- _Supplied records_
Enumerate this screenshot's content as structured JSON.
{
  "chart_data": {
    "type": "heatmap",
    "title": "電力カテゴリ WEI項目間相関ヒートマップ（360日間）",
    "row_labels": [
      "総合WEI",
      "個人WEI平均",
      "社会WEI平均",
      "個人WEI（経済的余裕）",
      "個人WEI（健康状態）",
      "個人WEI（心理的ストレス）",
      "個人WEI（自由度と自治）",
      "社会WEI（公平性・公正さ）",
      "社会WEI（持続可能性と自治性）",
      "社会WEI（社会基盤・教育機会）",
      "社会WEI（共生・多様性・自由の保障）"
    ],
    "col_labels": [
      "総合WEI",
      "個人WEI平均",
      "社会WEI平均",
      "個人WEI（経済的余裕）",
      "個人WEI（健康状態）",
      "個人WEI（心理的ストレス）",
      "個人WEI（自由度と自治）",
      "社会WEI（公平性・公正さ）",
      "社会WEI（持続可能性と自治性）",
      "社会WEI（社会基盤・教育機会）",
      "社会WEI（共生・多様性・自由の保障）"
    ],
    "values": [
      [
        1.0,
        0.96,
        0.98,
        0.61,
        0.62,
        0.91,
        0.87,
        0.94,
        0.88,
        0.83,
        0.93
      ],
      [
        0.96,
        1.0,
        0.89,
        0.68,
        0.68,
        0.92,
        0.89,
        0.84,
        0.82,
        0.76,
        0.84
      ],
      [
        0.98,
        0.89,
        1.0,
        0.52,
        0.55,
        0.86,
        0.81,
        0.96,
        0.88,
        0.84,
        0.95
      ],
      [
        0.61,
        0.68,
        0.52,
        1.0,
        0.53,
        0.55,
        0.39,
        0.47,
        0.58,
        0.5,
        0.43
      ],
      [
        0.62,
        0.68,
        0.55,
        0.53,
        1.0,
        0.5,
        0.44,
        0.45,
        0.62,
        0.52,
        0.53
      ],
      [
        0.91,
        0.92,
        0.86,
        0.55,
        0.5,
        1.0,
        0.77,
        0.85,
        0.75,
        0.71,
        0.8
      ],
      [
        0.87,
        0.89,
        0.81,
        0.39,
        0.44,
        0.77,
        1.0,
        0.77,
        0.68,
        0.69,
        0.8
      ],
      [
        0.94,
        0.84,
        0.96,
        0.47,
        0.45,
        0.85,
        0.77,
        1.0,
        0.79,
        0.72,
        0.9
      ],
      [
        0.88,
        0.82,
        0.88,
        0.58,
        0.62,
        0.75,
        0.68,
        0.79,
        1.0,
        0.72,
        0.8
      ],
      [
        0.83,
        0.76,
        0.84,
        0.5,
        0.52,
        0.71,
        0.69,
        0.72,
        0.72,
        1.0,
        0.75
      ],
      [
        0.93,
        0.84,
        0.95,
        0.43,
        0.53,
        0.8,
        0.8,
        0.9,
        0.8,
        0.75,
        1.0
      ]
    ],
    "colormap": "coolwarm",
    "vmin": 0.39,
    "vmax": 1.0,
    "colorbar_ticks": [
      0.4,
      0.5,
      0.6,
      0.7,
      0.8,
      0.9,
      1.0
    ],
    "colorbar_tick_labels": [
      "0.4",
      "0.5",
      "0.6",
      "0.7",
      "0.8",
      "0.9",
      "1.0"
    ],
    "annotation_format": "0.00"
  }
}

- _Your task_
Output every entry shown above, exactly.

- _Completed task_
Enumerate this screenshot's content as structured JSON.
{
  "chart_data": {
    "type": "heatmap",
    "title": "電力カテゴリ WEI項目間相関ヒートマップ（360日間）",
    "row_labels": [
      "総合WEI",
      "個人WEI平均",
      "社会WEI平均",
      "個人WEI（経済的余裕）",
      "個人WEI（健康状態）",
      "個人WEI（心理的ストレス）",
      "個人WEI（自由度と自治）",
      "社会WEI（公平性・公正さ）",
      "社会WEI（持続可能性と自治性）",
      "社会WEI（社会基盤・教育機会）",
      "社会WEI（共生・多様性・自由の保障）"
    ],
    "col_labels": [
      "総合WEI",
      "個人WEI平均",
      "社会WEI平均",
      "個人WEI（経済的余裕）",
      "個人WEI（健康状態）",
      "個人WEI（心理的ストレス）",
      "個人WEI（自由度と自治）",
      "社会WEI（公平性・公正さ）",
      "社会WEI（持続可能性と自治性）",
      "社会WEI（社会基盤・教育機会）",
      "社会WEI（共生・多様性・自由の保障）"
    ],
    "values": [
      [
        1.0,
        0.96,
        0.98,
        0.61,
        0.62,
        0.91,
        0.87,
        0.94,
        0.88,
        0.83,
        0.93
      ],
      [
        0.96,
        1.0,
        0.89,
        0.68,
        0.68,
        0.92,
        0.89,
        0.84,
        0.82,
        0.76,
        0.84
      ],
      [
        0.98,
        0.89,
        1.0,
        0.52,
        0.55,
        0.86,
        0.81,
        0.96,
        0.88,
        0.84,
        0.95
      ],
      [
        0.61,
        0.68,
        0.52,
        1.0,
        0.53,
        0.55,
        0.39,
        0.47,
        0.58,
        0.5,
        0.43
      ],
      [
        0.62,
        0.68,
        0.55,
        0.53,
        1.0,
        0.5,
        0.44,
        0.45,
        0.62,
        0.52,
        0.53
      ],
      [
        0.91,
        0.92,
        0.86,
        0.55,
        0.5,
        1.0,
        0.77,
        0.85,
        0.75,
        0.71,
        0.8
      ],
      [
        0.87,
        0.89,
        0.81,
        0.39,
        0.44,
        0.77,
        1.0,
        0.77,
        0.68,
        0.69,
        0.8
      ],
      [
        0.94,
        0.84,
        0.96,
        0.47,
        0.45,
        0.85,
        0.77,
        1.0,
        0.79,
        0.72,
        0.9
      ],
      [
        0.88,
        0.82,
        0.88,
        0.58,
        0.62,
        0.75,
        0.68,
        0.79,
        1.0,
        0.72,
        0.8
      ],
      [
        0.83,
        0.76,
        0.84,
        0.5,
        0.52,
        0.71,
        0.69,
        0.72,
        0.72,
        1.0,
        0.75
      ],
      [
        0.93,
        0.84,
        0.95,
        0.43,
        0.53,
        0.8,
        0.8,
        0.9,
        0.8,
        0.75,
        1.0
      ]
    ],
    "colormap": "coolwarm",
    "vmin": 0.39,
    "vmax": 1.0,
    "colorbar_ticks": [
      0.4,
      0.5,
      0.6,
      0.7,
      0.8,
      0.9,
      1.0
    ],
    "colorbar_tick_labels": [
      "0.4",
      "0.5",
      "0.6",
      "0.7",
      "0.8",
      "0.9",
      "1.0"
    ],
    "annotation_format": "0.00"
  }
}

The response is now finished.